▶ [OBJECTIVE]:
Your task is to count the lines of the entries below that include the word "this" and to give only the resulting number.

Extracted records
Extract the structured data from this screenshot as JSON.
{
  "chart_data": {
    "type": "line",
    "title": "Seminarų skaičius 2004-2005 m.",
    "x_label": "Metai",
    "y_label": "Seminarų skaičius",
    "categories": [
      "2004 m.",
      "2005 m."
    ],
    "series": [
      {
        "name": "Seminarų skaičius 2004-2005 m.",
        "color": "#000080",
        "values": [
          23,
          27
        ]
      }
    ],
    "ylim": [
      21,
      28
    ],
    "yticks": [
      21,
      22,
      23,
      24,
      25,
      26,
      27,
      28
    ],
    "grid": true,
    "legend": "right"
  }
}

...

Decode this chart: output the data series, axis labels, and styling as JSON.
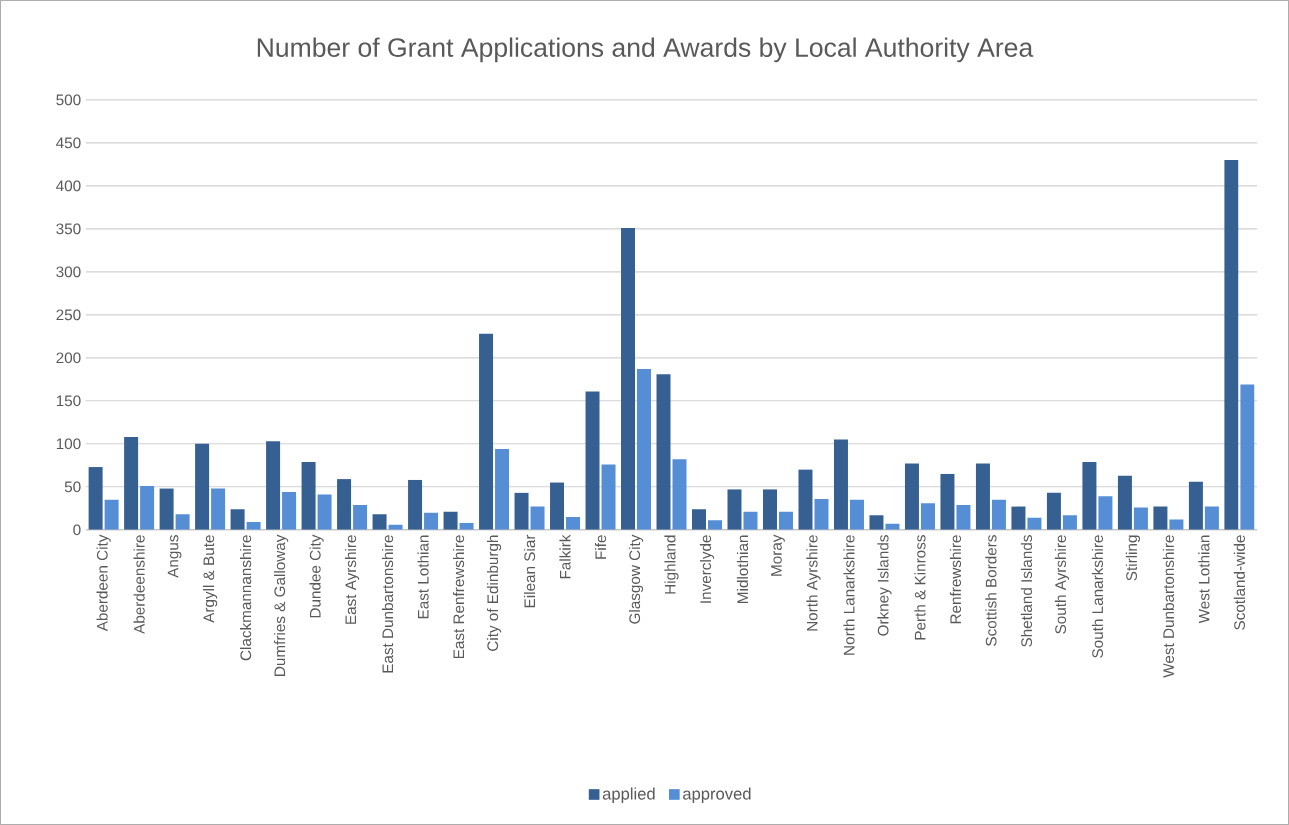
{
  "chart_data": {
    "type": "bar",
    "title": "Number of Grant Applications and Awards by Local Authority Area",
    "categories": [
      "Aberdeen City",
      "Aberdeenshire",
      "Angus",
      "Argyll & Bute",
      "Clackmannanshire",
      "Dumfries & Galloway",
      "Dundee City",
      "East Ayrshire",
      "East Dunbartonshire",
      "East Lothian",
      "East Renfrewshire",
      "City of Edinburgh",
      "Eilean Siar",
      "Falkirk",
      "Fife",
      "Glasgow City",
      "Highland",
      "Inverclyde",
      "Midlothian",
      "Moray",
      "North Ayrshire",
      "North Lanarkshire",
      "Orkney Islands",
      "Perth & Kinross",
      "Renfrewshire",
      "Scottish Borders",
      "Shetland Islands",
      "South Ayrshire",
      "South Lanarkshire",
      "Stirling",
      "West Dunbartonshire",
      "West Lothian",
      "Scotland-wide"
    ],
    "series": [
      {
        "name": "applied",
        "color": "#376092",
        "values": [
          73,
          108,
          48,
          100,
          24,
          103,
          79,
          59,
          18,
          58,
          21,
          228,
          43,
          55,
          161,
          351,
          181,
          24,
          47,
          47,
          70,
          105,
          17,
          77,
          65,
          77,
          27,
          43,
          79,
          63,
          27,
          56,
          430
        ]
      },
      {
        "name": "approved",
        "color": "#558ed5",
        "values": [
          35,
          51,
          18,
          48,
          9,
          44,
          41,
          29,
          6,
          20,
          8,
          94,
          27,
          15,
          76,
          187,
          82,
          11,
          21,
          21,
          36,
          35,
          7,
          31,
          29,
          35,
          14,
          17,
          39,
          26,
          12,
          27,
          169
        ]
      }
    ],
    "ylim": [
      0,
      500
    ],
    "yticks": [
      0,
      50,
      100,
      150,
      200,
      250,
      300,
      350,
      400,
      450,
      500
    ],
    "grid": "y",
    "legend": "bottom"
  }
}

▶ [THE REPLY]:
2